● **Given exercise**:
Show every line in the entries below where the word "субсидии" appears.

○ ○ ○ ○ ○

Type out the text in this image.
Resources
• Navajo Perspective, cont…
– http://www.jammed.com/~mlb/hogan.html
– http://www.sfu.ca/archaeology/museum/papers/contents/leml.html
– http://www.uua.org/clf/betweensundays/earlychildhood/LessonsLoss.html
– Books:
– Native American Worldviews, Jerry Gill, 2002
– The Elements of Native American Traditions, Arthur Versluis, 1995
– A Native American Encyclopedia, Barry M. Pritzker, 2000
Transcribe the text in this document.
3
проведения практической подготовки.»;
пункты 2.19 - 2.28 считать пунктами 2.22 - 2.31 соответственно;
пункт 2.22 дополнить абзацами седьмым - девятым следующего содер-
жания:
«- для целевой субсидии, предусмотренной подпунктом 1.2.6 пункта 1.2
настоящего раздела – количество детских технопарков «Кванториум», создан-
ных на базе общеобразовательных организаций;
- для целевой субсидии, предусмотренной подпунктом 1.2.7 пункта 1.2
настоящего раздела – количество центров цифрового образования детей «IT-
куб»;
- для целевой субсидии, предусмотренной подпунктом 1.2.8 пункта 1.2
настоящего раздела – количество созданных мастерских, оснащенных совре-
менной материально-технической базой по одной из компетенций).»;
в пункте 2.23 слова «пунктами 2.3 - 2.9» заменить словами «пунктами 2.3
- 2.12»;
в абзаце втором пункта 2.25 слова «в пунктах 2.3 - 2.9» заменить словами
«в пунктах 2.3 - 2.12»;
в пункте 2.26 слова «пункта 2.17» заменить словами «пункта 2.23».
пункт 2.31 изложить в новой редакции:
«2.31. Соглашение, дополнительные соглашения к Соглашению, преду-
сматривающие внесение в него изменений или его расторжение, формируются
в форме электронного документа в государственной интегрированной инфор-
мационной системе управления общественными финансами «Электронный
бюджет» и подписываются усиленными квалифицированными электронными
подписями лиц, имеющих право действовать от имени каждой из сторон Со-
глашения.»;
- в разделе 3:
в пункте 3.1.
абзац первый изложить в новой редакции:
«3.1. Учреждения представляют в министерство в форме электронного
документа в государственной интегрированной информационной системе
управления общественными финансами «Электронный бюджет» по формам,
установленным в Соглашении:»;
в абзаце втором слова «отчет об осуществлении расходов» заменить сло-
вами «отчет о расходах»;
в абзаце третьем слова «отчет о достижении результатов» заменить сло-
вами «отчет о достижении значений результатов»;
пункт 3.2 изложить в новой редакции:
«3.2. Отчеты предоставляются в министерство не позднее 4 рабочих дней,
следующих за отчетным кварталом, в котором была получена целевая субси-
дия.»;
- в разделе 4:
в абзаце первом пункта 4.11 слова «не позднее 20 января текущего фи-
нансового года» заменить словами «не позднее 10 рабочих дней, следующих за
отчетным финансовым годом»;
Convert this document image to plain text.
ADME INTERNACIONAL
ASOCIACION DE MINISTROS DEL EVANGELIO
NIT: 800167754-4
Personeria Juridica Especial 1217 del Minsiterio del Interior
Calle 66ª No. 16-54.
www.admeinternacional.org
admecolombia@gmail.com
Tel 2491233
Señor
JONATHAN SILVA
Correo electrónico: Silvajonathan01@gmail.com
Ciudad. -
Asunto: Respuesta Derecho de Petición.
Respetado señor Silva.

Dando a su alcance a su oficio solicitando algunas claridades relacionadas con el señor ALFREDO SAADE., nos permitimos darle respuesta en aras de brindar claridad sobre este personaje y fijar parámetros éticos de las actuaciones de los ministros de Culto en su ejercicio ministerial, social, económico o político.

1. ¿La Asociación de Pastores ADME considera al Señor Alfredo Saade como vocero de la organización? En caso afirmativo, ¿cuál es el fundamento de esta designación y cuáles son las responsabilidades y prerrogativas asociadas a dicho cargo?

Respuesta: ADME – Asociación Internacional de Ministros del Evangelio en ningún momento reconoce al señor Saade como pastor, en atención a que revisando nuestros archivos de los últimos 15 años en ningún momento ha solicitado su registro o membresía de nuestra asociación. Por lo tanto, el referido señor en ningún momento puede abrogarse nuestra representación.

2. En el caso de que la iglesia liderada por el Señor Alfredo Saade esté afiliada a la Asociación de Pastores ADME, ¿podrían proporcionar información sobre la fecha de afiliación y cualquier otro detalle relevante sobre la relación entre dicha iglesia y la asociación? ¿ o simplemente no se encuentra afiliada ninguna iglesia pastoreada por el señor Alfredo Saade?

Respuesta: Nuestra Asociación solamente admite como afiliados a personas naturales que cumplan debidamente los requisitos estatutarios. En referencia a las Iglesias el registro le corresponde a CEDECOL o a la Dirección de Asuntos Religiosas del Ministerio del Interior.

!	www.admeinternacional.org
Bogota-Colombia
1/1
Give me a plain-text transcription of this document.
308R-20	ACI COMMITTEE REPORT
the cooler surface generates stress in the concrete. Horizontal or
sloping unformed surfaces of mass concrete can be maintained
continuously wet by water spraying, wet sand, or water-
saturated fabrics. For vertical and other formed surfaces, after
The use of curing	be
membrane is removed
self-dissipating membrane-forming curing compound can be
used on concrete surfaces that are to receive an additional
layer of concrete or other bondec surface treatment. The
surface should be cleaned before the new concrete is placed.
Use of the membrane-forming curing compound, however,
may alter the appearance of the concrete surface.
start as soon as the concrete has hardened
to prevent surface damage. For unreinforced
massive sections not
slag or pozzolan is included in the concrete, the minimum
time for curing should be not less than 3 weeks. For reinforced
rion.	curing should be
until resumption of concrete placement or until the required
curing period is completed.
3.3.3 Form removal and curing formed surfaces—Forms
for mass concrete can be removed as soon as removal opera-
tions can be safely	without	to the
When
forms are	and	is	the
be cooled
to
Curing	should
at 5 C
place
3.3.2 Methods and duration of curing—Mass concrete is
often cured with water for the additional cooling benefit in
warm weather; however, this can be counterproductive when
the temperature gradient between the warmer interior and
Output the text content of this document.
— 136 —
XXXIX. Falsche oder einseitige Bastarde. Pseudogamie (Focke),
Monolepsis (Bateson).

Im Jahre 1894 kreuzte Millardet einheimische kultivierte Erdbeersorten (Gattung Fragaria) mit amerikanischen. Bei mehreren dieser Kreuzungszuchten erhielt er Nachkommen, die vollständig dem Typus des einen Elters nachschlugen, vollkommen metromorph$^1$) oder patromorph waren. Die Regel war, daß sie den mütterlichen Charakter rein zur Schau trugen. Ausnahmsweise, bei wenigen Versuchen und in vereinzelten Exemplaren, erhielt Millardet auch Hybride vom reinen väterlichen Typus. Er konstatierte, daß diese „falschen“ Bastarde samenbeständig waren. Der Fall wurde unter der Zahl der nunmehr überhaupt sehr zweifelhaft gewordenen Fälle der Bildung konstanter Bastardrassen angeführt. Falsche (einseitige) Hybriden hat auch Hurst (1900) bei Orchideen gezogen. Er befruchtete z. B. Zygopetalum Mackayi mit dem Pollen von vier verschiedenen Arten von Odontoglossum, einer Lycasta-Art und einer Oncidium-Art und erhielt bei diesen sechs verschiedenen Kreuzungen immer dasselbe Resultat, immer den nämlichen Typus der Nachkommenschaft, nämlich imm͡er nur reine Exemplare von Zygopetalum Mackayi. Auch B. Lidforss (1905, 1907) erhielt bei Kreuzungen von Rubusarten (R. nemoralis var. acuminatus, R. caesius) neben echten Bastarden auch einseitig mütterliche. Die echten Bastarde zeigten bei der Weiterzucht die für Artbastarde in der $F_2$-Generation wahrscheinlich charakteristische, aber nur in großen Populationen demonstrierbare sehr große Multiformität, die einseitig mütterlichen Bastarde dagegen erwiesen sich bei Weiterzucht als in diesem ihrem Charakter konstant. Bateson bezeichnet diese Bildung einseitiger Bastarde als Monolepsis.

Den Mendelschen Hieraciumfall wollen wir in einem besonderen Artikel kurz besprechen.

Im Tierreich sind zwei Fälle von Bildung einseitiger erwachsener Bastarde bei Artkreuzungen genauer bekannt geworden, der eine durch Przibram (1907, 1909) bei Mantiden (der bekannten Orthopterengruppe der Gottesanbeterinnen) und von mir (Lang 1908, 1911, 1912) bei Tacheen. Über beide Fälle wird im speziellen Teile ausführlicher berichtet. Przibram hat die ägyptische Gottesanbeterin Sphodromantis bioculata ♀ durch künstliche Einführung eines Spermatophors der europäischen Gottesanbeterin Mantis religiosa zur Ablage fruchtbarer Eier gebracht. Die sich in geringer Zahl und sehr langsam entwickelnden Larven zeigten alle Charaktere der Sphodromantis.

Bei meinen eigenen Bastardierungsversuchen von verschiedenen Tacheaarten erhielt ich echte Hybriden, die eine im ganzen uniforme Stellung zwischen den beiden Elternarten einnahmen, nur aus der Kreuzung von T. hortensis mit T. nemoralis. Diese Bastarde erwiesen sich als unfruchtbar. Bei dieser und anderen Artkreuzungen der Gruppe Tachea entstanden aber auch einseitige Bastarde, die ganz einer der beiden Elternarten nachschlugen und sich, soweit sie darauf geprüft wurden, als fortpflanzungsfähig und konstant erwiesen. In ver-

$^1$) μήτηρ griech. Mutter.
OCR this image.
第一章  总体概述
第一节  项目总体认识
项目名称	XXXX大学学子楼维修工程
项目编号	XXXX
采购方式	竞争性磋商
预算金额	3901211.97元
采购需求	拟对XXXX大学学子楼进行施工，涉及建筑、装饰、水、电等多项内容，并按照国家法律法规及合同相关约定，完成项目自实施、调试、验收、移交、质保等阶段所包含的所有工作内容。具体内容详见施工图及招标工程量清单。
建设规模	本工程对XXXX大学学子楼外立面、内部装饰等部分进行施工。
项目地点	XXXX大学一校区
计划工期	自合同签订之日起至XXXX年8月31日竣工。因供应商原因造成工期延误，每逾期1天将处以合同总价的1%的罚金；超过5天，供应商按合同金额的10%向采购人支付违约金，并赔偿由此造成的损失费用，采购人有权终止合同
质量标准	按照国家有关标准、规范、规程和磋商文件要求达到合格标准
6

○ ○ ○ ○ ○

● **Written response**:
«- для целевой субсидии, предусмотренной подпунктом 1.2.6 пункта 1.2
- для целевой субсидии, предусмотренной подпунктом 1.2.7 пункта 1.2
- для целевой субсидии, предусмотренной подпунктом 1.2.8 пункта 1.2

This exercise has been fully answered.